Each line that holds the word "this" counts once; report how many lines do so and nothing else.

DATA SUPPLIED

=====

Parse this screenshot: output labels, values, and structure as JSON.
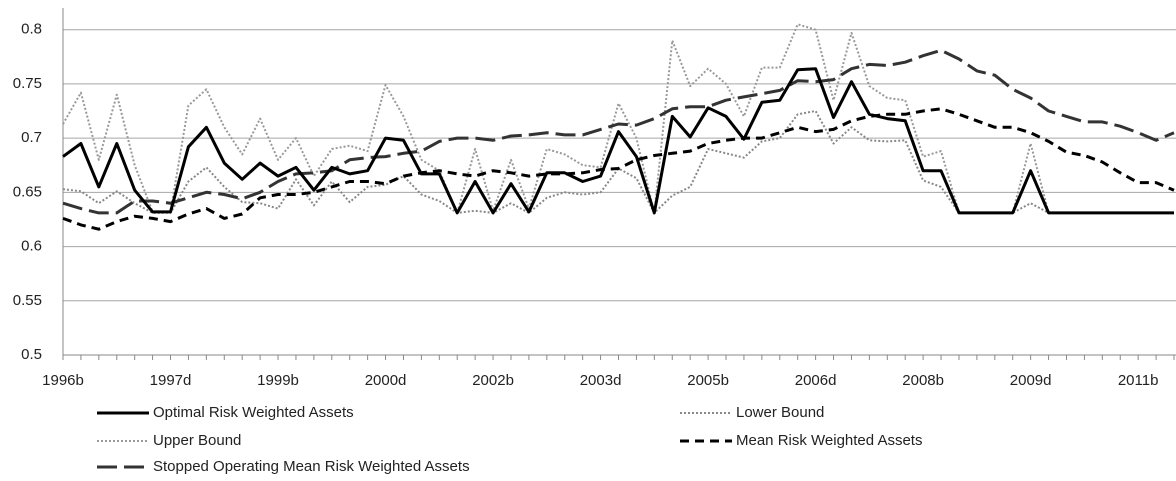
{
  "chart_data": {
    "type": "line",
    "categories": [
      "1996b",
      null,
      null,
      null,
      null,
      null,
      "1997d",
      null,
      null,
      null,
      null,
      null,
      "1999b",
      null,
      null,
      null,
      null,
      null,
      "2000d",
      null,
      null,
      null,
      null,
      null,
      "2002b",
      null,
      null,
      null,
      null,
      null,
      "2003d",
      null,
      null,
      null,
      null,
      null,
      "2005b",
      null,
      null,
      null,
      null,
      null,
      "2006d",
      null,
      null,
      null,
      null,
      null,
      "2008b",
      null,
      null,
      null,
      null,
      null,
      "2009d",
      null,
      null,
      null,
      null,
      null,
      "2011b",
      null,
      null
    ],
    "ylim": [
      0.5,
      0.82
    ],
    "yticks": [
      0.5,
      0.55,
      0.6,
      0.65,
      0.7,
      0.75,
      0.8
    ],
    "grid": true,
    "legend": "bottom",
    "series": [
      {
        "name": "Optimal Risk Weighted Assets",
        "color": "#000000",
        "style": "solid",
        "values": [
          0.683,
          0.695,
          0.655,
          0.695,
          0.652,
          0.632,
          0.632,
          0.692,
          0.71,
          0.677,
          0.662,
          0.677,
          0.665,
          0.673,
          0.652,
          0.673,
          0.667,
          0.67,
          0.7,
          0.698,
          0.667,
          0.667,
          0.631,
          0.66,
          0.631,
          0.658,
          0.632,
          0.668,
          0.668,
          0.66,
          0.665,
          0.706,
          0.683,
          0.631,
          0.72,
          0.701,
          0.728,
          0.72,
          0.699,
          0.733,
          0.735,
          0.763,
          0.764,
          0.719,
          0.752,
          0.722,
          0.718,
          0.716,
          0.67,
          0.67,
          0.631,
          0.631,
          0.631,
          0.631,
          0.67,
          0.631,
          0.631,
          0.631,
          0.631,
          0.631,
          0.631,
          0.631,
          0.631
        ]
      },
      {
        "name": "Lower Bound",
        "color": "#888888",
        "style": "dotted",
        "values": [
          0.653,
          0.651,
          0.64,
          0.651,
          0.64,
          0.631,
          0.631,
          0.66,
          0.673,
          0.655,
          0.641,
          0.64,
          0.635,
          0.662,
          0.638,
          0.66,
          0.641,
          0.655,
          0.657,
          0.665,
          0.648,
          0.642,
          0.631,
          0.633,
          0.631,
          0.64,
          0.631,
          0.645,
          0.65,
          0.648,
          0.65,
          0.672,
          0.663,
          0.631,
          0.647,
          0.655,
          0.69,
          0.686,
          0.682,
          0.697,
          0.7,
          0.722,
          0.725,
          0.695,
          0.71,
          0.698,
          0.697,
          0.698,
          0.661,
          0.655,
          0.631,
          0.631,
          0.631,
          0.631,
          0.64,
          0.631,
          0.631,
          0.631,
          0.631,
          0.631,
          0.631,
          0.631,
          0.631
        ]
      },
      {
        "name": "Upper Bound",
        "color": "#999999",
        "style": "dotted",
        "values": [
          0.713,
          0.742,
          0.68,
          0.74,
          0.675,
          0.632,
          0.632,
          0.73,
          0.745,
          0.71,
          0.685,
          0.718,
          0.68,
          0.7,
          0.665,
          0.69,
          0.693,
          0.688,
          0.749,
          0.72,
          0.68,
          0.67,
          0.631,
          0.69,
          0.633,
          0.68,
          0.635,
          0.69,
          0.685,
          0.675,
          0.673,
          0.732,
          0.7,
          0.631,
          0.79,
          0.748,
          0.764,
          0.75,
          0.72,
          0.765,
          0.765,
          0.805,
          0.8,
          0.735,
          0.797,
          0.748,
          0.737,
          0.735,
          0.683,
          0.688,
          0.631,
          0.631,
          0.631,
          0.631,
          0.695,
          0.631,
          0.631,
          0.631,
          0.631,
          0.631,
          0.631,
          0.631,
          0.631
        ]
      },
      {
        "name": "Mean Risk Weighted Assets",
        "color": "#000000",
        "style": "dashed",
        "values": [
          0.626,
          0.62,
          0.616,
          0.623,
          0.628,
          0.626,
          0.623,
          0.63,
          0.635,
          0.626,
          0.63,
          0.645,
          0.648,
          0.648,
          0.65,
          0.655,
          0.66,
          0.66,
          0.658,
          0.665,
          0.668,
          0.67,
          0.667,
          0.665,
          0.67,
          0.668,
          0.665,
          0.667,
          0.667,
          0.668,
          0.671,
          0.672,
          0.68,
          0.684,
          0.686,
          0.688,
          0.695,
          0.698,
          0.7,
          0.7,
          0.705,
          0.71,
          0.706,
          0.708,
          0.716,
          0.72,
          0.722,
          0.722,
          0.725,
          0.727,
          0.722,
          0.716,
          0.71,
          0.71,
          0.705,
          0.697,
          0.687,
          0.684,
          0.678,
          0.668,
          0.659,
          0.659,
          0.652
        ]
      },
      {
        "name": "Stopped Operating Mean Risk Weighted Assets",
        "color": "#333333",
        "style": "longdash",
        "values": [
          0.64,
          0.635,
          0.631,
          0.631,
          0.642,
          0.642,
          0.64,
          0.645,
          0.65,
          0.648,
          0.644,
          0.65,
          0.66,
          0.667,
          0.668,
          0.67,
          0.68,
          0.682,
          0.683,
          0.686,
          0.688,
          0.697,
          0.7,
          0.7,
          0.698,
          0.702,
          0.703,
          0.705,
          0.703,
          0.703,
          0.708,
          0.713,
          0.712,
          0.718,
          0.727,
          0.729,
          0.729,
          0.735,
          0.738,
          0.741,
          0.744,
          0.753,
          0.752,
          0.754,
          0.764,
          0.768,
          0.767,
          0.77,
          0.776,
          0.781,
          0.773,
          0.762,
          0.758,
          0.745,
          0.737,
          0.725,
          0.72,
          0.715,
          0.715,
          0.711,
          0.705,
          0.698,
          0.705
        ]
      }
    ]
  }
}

=====

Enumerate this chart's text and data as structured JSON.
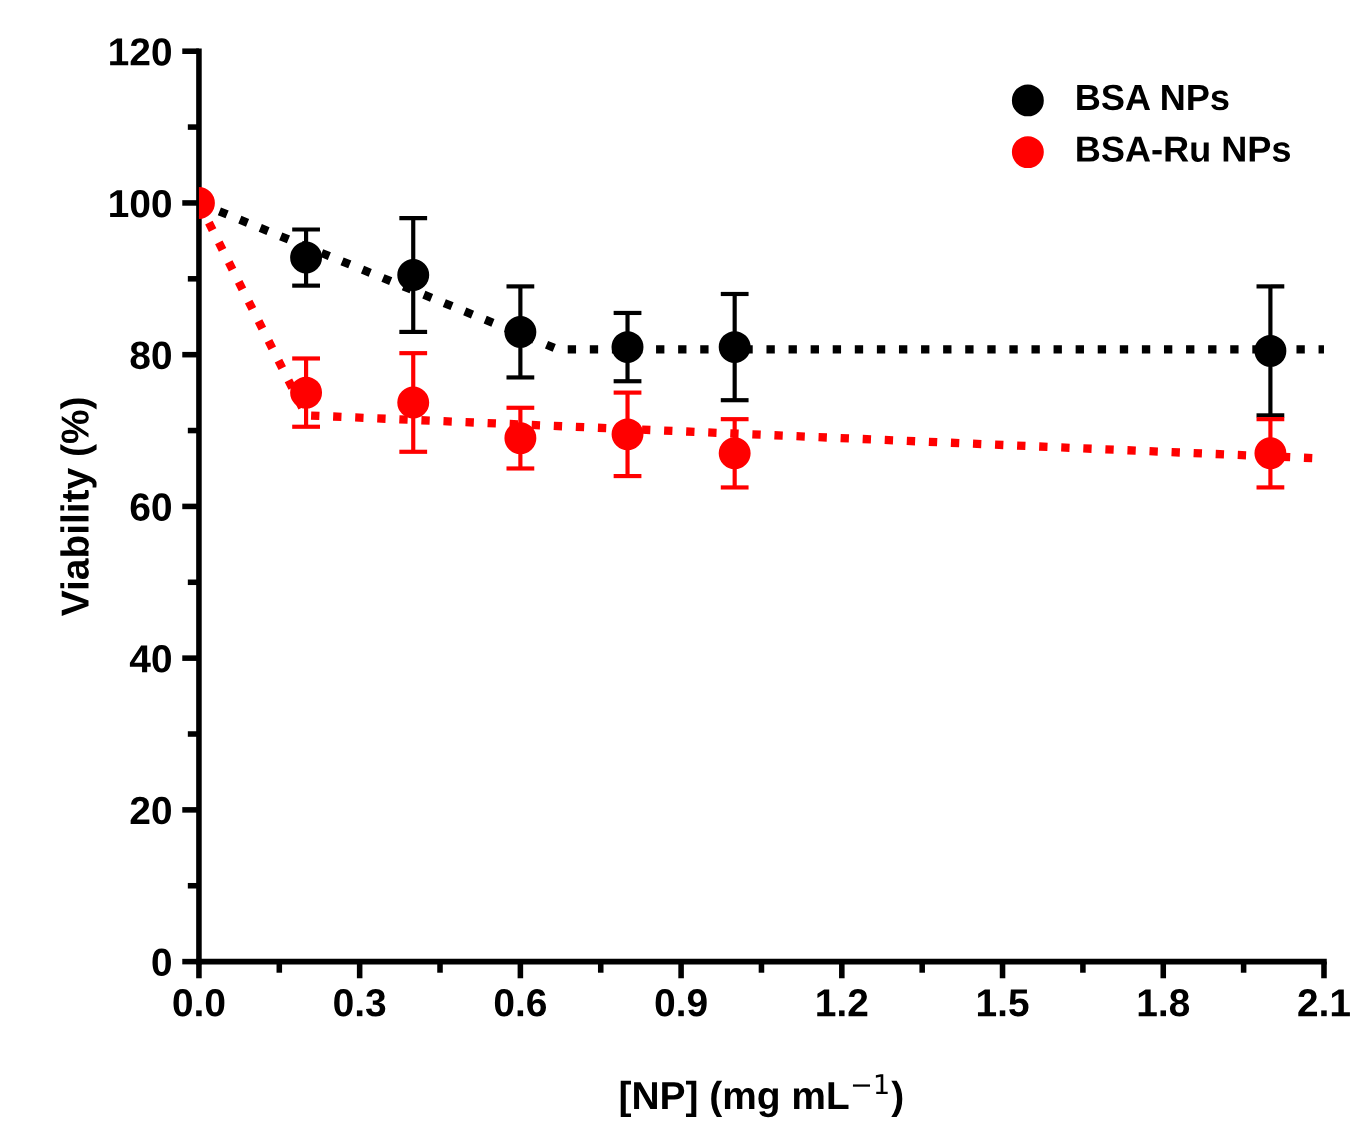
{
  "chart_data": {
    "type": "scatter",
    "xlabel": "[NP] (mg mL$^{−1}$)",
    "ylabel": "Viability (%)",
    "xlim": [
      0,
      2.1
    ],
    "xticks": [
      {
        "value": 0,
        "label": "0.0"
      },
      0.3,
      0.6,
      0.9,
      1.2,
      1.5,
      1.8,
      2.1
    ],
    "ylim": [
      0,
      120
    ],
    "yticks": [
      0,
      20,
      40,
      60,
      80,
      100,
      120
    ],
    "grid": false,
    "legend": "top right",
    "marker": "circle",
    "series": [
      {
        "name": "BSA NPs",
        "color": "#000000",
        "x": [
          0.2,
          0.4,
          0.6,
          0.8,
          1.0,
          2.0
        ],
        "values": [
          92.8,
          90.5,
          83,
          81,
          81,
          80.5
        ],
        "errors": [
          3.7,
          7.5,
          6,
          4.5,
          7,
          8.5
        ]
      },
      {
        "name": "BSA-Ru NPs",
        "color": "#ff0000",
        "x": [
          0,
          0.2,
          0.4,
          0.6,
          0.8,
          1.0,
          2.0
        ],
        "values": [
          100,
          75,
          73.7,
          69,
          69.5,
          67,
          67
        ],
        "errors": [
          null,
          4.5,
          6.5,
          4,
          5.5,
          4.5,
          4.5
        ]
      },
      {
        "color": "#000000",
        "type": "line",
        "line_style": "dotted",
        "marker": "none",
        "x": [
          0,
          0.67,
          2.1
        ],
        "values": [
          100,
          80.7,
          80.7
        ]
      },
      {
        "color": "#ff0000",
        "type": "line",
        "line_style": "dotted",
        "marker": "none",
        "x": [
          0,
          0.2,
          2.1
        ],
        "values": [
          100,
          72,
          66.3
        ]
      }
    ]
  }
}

=====

WRITTEN REPLY
2